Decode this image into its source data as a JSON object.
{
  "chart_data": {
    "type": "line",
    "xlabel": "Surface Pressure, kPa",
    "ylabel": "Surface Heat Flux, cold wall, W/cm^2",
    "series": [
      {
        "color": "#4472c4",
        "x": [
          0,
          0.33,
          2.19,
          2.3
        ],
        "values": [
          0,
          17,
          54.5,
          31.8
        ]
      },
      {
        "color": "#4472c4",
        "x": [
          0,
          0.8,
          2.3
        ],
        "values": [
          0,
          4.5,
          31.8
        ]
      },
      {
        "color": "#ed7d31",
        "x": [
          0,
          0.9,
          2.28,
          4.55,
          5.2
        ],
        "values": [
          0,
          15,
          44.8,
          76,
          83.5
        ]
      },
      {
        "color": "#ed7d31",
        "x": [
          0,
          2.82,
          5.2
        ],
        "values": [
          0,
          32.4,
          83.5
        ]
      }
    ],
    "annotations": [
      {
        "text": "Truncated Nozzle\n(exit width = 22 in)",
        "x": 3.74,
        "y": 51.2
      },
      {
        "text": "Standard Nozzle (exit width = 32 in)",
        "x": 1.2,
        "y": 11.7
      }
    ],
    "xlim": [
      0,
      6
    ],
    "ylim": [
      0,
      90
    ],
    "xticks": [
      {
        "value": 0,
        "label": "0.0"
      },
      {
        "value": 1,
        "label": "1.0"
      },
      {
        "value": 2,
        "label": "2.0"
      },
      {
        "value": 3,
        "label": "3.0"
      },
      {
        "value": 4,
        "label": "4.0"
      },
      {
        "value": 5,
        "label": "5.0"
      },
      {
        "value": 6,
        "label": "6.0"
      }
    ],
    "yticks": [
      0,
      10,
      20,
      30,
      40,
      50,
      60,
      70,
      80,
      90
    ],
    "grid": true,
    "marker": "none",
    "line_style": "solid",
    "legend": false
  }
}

━━━━━━

Provide only the count of lines in the material above that hold the word "text".

Answer to the problem → 2